— Start of PROVIDED ENTRIES —

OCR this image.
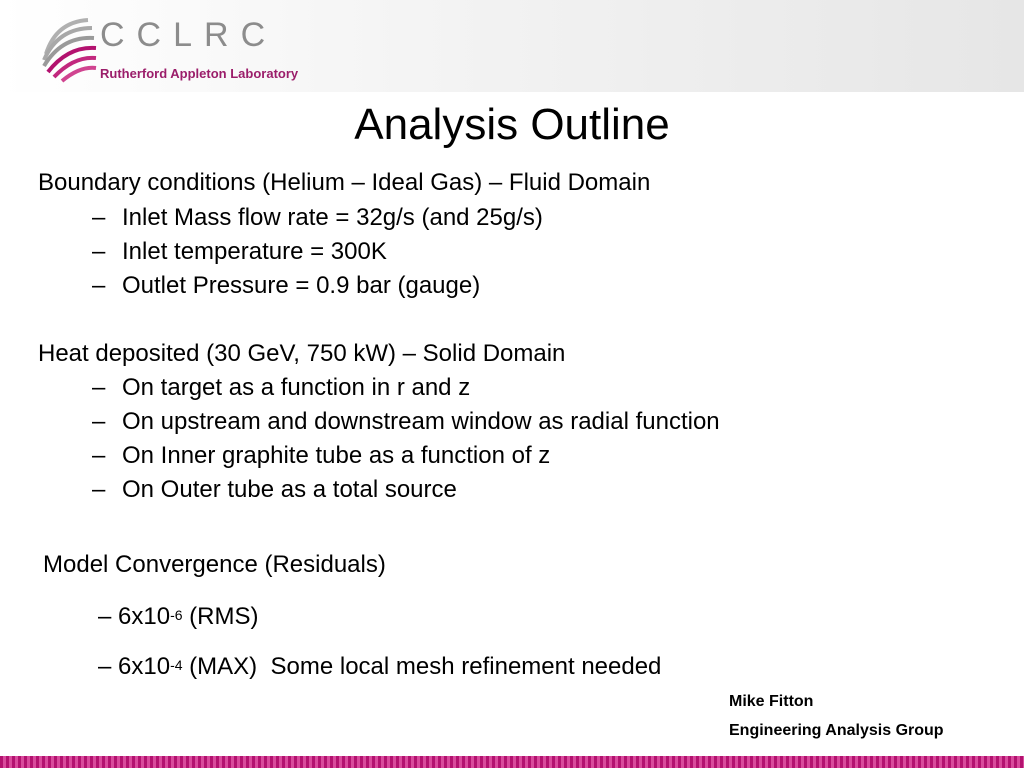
CCLRC
Rutherford Appleton Laboratory
Analysis Outline
Boundary conditions (Helium – Ideal Gas) – Fluid Domain
– Inlet Mass flow rate = 32g/s (and 25g/s)
– Inlet temperature = 300K
– Outlet Pressure = 0.9 bar (gauge)
Heat deposited (30 GeV, 750 kW) – Solid Domain
– On target as a function in r and z
– On upstream and downstream window as radial function
– On Inner graphite tube as a function of z
– On Outer tube as a total source
Model Convergence (Residuals)
– $6x10^{-6}$ (RMS)
– $6x10^{-4}$ (MAX)  Some local mesh refinement needed
Mike Fitton
Engineering Analysis Group
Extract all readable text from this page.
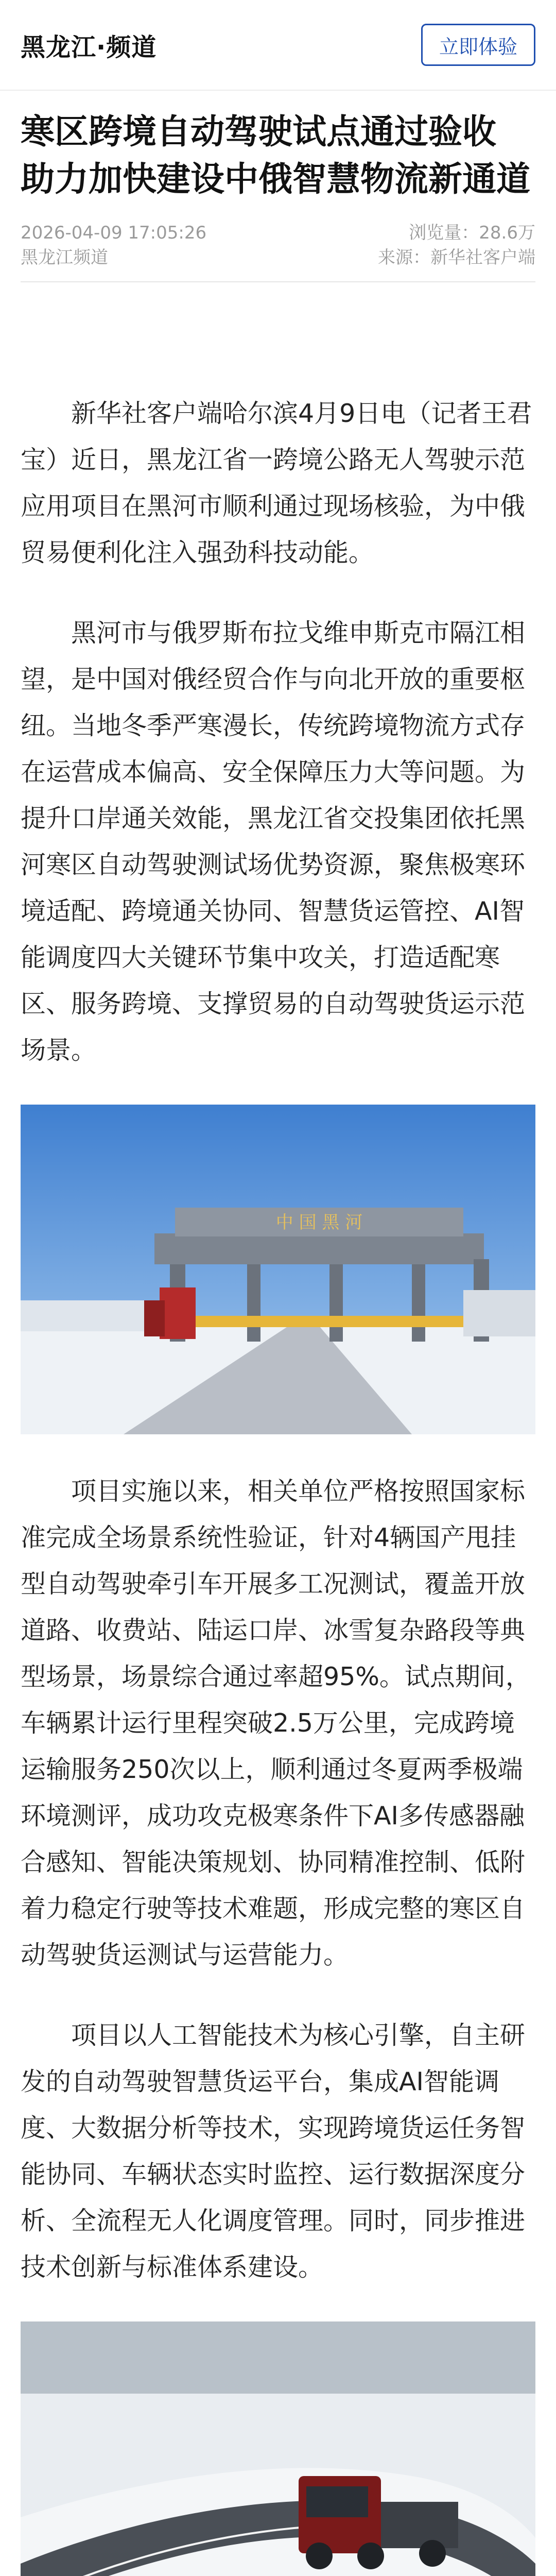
黑龙江·频道	立即体验
寒区跨境自动驾驶试点通过验收 助力加快建设中俄智慧物流新通道
2026-04-09 17:05:26	浏览量：28.6万
黑龙江频道	来源：新华社客户端

新华社客户端哈尔滨4月9日电（记者王君宝）近日，黑龙江省一跨境公路无人驾驶示范应用项目在黑河市顺利通过现场核验，为中俄贸易便利化注入强劲科技动能。

黑河市与俄罗斯布拉戈维申斯克市隔江相望，是中国对俄经贸合作与向北开放的重要枢纽。当地冬季严寒漫长，传统跨境物流方式存在运营成本偏高、安全保障压力大等问题。为提升口岸通关效能，黑龙江省交投集团依托黑河寒区自动驾驶测试场优势资源，聚焦极寒环境适配、跨境通关协同、智慧货运管控、AI智能调度四大关键环节集中攻关，打造适配寒区、服务跨境、支撑贸易的自动驾驶货运示范场景。

中 国 黑 河

项目实施以来，相关单位严格按照国家标准完成全场景系统性验证，针对4辆国产甩挂型自动驾驶牵引车开展多工况测试，覆盖开放道路、收费站、陆运口岸、冰雪复杂路段等典型场景，场景综合通过率超95%。试点期间，车辆累计运行里程突破2.5万公里，完成跨境运输服务250次以上，顺利通过冬夏两季极端环境测评，成功攻克极寒条件下AI多传感器融合感知、智能决策规划、协同精准控制、低附着力稳定行驶等技术难题，形成完整的寒区自动驾驶货运测试与运营能力。

项目以人工智能技术为核心引擎，自主研发的自动驾驶智慧货运平台，集成AI智能调度、大数据分析等技术，实现跨境货运任务智能协同、车辆状态实时监控、运行数据深度分析、全流程无人化调度管理。同时，同步推进技术创新与标准体系建设。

— End of PROVIDED ENTRIES —

WORK TO COMPLETE | Your copy of the data should match it exactly, except that pictures are left out.

SOLVED EXERCISE |
OCR this image.
CCLRC
Rutherford Appleton Laboratory
Analysis Outline
Boundary conditions (Helium – Ideal Gas) – Fluid Domain
– Inlet Mass flow rate = 32g/s (and 25g/s)
– Inlet temperature = 300K
– Outlet Pressure = 0.9 bar (gauge)
Heat deposited (30 GeV, 750 kW) – Solid Domain
– On target as a function in r and z
– On upstream and downstream window as radial function
– On Inner graphite tube as a function of z
– On Outer tube as a total source
Model Convergence (Residuals)
– $6x10^{-6}$ (RMS)
– $6x10^{-4}$ (MAX)  Some local mesh refinement needed
Mike Fitton
Engineering Analysis Group
Extract all readable text from this page.
黑龙江·频道	立即体验
寒区跨境自动驾驶试点通过验收 助力加快建设中俄智慧物流新通道
2026-04-09 17:05:26	浏览量：28.6万
黑龙江频道	来源：新华社客户端

新华社客户端哈尔滨4月9日电（记者王君宝）近日，黑龙江省一跨境公路无人驾驶示范应用项目在黑河市顺利通过现场核验，为中俄贸易便利化注入强劲科技动能。

黑河市与俄罗斯布拉戈维申斯克市隔江相望，是中国对俄经贸合作与向北开放的重要枢纽。当地冬季严寒漫长，传统跨境物流方式存在运营成本偏高、安全保障压力大等问题。为提升口岸通关效能，黑龙江省交投集团依托黑河寒区自动驾驶测试场优势资源，聚焦极寒环境适配、跨境通关协同、智慧货运管控、AI智能调度四大关键环节集中攻关，打造适配寒区、服务跨境、支撑贸易的自动驾驶货运示范场景。

中 国 黑 河

项目实施以来，相关单位严格按照国家标准完成全场景系统性验证，针对4辆国产甩挂型自动驾驶牵引车开展多工况测试，覆盖开放道路、收费站、陆运口岸、冰雪复杂路段等典型场景，场景综合通过率超95%。试点期间，车辆累计运行里程突破2.5万公里，完成跨境运输服务250次以上，顺利通过冬夏两季极端环境测评，成功攻克极寒条件下AI多传感器融合感知、智能决策规划、协同精准控制、低附着力稳定行驶等技术难题，形成完整的寒区自动驾驶货运测试与运营能力。

项目以人工智能技术为核心引擎，自主研发的自动驾驶智慧货运平台，集成AI智能调度、大数据分析等技术，实现跨境货运任务智能协同、车辆状态实时监控、运行数据深度分析、全流程无人化调度管理。同时，同步推进技术创新与标准体系建设。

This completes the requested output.